■ Provided records ■
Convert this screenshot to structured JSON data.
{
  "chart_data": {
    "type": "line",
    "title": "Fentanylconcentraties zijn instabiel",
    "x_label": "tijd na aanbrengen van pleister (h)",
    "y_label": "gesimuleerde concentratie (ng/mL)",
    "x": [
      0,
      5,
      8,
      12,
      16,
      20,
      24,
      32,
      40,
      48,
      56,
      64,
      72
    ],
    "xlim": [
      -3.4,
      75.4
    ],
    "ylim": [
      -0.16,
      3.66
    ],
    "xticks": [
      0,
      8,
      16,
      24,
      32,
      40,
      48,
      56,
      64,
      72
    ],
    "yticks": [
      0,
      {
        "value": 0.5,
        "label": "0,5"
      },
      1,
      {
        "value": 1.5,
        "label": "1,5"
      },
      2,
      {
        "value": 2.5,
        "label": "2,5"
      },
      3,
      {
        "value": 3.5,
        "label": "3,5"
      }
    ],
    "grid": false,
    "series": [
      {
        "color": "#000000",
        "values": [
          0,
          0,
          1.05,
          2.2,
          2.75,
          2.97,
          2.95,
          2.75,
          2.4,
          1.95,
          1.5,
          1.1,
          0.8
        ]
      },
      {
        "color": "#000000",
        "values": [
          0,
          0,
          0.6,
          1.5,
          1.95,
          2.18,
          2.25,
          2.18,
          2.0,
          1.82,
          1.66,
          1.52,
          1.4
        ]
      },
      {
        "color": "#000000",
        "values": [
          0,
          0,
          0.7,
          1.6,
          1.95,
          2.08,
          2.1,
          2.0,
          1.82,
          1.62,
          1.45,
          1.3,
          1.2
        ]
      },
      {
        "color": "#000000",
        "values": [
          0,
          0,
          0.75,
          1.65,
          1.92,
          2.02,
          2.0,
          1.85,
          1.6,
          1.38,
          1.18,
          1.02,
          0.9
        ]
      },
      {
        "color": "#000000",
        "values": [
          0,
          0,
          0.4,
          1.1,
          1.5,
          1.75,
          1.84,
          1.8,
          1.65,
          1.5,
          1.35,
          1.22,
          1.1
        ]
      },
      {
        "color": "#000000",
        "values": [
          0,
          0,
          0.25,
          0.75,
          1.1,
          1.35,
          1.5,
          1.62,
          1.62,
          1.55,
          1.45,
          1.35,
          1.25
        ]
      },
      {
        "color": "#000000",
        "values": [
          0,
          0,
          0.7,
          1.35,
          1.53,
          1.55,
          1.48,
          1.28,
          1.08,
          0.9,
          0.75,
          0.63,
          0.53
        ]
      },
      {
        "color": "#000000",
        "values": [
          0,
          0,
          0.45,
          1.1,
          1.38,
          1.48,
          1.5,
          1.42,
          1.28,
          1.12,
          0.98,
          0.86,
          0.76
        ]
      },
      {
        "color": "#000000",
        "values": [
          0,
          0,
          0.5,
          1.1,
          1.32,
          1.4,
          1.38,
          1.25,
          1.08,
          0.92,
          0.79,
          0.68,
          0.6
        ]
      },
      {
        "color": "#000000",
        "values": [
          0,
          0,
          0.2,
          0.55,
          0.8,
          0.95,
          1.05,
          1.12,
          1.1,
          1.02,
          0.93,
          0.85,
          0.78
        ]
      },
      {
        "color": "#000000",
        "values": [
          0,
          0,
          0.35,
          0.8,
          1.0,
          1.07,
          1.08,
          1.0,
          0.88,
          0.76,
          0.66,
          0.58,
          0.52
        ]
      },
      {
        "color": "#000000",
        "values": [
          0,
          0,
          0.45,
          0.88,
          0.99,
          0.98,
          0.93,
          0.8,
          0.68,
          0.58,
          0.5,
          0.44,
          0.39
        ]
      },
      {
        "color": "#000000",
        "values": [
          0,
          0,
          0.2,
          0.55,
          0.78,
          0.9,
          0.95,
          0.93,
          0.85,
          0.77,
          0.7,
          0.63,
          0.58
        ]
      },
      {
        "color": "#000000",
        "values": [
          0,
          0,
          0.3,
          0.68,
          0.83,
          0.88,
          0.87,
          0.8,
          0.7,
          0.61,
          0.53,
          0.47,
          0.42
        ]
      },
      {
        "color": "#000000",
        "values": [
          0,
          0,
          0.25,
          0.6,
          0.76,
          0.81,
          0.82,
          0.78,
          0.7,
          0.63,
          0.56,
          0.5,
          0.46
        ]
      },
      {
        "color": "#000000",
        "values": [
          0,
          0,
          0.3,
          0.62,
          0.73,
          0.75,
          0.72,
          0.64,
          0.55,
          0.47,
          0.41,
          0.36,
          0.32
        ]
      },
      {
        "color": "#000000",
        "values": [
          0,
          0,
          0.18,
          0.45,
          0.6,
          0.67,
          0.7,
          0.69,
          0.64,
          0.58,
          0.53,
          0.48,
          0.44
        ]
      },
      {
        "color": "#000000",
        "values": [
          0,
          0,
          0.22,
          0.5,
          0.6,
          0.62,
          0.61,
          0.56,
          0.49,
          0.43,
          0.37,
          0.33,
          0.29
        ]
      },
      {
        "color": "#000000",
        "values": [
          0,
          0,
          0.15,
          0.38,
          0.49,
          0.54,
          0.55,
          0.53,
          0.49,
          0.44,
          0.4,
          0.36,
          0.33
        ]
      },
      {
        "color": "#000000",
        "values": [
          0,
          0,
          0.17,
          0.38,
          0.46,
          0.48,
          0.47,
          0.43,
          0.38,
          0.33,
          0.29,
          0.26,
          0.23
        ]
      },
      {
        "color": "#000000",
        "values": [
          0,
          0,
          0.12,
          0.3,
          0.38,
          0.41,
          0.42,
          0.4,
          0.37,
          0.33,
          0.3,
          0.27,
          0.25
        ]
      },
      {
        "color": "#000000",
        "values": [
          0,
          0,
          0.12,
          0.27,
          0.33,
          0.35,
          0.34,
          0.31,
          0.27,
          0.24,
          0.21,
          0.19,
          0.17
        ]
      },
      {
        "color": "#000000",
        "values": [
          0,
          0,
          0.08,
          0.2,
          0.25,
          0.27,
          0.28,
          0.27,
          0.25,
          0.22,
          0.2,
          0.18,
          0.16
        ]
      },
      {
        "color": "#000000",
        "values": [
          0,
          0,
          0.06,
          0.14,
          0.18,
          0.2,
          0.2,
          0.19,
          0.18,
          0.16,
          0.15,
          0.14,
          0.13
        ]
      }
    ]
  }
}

■ Aim of the exercise ■
Print out every record again, exactly and in full.

■ Completed task ■
Convert this screenshot to structured JSON data.
{
  "chart_data": {
    "type": "line",
    "title": "Fentanylconcentraties zijn instabiel",
    "x_label": "tijd na aanbrengen van pleister (h)",
    "y_label": "gesimuleerde concentratie (ng/mL)",
    "x": [
      0,
      5,
      8,
      12,
      16,
      20,
      24,
      32,
      40,
      48,
      56,
      64,
      72
    ],
    "xlim": [
      -3.4,
      75.4
    ],
    "ylim": [
      -0.16,
      3.66
    ],
    "xticks": [
      0,
      8,
      16,
      24,
      32,
      40,
      48,
      56,
      64,
      72
    ],
    "yticks": [
      0,
      {
        "value": 0.5,
        "label": "0,5"
      },
      1,
      {
        "value": 1.5,
        "label": "1,5"
      },
      2,
      {
        "value": 2.5,
        "label": "2,5"
      },
      3,
      {
        "value": 3.5,
        "label": "3,5"
      }
    ],
    "grid": false,
    "series": [
      {
        "color": "#000000",
        "values": [
          0,
          0,
          1.05,
          2.2,
          2.75,
          2.97,
          2.95,
          2.75,
          2.4,
          1.95,
          1.5,
          1.1,
          0.8
        ]
      },
      {
        "color": "#000000",
        "values": [
          0,
          0,
          0.6,
          1.5,
          1.95,
          2.18,
          2.25,
          2.18,
          2.0,
          1.82,
          1.66,
          1.52,
          1.4
        ]
      },
      {
        "color": "#000000",
        "values": [
          0,
          0,
          0.7,
          1.6,
          1.95,
          2.08,
          2.1,
          2.0,
          1.82,
          1.62,
          1.45,
          1.3,
          1.2
        ]
      },
      {
        "color": "#000000",
        "values": [
          0,
          0,
          0.75,
          1.65,
          1.92,
          2.02,
          2.0,
          1.85,
          1.6,
          1.38,
          1.18,
          1.02,
          0.9
        ]
      },
      {
        "color": "#000000",
        "values": [
          0,
          0,
          0.4,
          1.1,
          1.5,
          1.75,
          1.84,
          1.8,
          1.65,
          1.5,
          1.35,
          1.22,
          1.1
        ]
      },
      {
        "color": "#000000",
        "values": [
          0,
          0,
          0.25,
          0.75,
          1.1,
          1.35,
          1.5,
          1.62,
          1.62,
          1.55,
          1.45,
          1.35,
          1.25
        ]
      },
      {
        "color": "#000000",
        "values": [
          0,
          0,
          0.7,
          1.35,
          1.53,
          1.55,
          1.48,
          1.28,
          1.08,
          0.9,
          0.75,
          0.63,
          0.53
        ]
      },
      {
        "color": "#000000",
        "values": [
          0,
          0,
          0.45,
          1.1,
          1.38,
          1.48,
          1.5,
          1.42,
          1.28,
          1.12,
          0.98,
          0.86,
          0.76
        ]
      },
      {
        "color": "#000000",
        "values": [
          0,
          0,
          0.5,
          1.1,
          1.32,
          1.4,
          1.38,
          1.25,
          1.08,
          0.92,
          0.79,
          0.68,
          0.6
        ]
      },
      {
        "color": "#000000",
        "values": [
          0,
          0,
          0.2,
          0.55,
          0.8,
          0.95,
          1.05,
          1.12,
          1.1,
          1.02,
          0.93,
          0.85,
          0.78
        ]
      },
      {
        "color": "#000000",
        "values": [
          0,
          0,
          0.35,
          0.8,
          1.0,
          1.07,
          1.08,
          1.0,
          0.88,
          0.76,
          0.66,
          0.58,
          0.52
        ]
      },
      {
        "color": "#000000",
        "values": [
          0,
          0,
          0.45,
          0.88,
          0.99,
          0.98,
          0.93,
          0.8,
          0.68,
          0.58,
          0.5,
          0.44,
          0.39
        ]
      },
      {
        "color": "#000000",
        "values": [
          0,
          0,
          0.2,
          0.55,
          0.78,
          0.9,
          0.95,
          0.93,
          0.85,
          0.77,
          0.7,
          0.63,
          0.58
        ]
      },
      {
        "color": "#000000",
        "values": [
          0,
          0,
          0.3,
          0.68,
          0.83,
          0.88,
          0.87,
          0.8,
          0.7,
          0.61,
          0.53,
          0.47,
          0.42
        ]
      },
      {
        "color": "#000000",
        "values": [
          0,
          0,
          0.25,
          0.6,
          0.76,
          0.81,
          0.82,
          0.78,
          0.7,
          0.63,
          0.56,
          0.5,
          0.46
        ]
      },
      {
        "color": "#000000",
        "values": [
          0,
          0,
          0.3,
          0.62,
          0.73,
          0.75,
          0.72,
          0.64,
          0.55,
          0.47,
          0.41,
          0.36,
          0.32
        ]
      },
      {
        "color": "#000000",
        "values": [
          0,
          0,
          0.18,
          0.45,
          0.6,
          0.67,
          0.7,
          0.69,
          0.64,
          0.58,
          0.53,
          0.48,
          0.44
        ]
      },
      {
        "color": "#000000",
        "values": [
          0,
          0,
          0.22,
          0.5,
          0.6,
          0.62,
          0.61,
          0.56,
          0.49,
          0.43,
          0.37,
          0.33,
          0.29
        ]
      },
      {
        "color": "#000000",
        "values": [
          0,
          0,
          0.15,
          0.38,
          0.49,
          0.54,
          0.55,
          0.53,
          0.49,
          0.44,
          0.4,
          0.36,
          0.33
        ]
      },
      {
        "color": "#000000",
        "values": [
          0,
          0,
          0.17,
          0.38,
          0.46,
          0.48,
          0.47,
          0.43,
          0.38,
          0.33,
          0.29,
          0.26,
          0.23
        ]
      },
      {
        "color": "#000000",
        "values": [
          0,
          0,
          0.12,
          0.3,
          0.38,
          0.41,
          0.42,
          0.4,
          0.37,
          0.33,
          0.3,
          0.27,
          0.25
        ]
      },
      {
        "color": "#000000",
        "values": [
          0,
          0,
          0.12,
          0.27,
          0.33,
          0.35,
          0.34,
          0.31,
          0.27,
          0.24,
          0.21,
          0.19,
          0.17
        ]
      },
      {
        "color": "#000000",
        "values": [
          0,
          0,
          0.08,
          0.2,
          0.25,
          0.27,
          0.28,
          0.27,
          0.25,
          0.22,
          0.2,
          0.18,
          0.16
        ]
      },
      {
        "color": "#000000",
        "values": [
          0,
          0,
          0.06,
          0.14,
          0.18,
          0.2,
          0.2,
          0.19,
          0.18,
          0.16,
          0.15,
          0.14,
          0.13
        ]
      }
    ]
  }
}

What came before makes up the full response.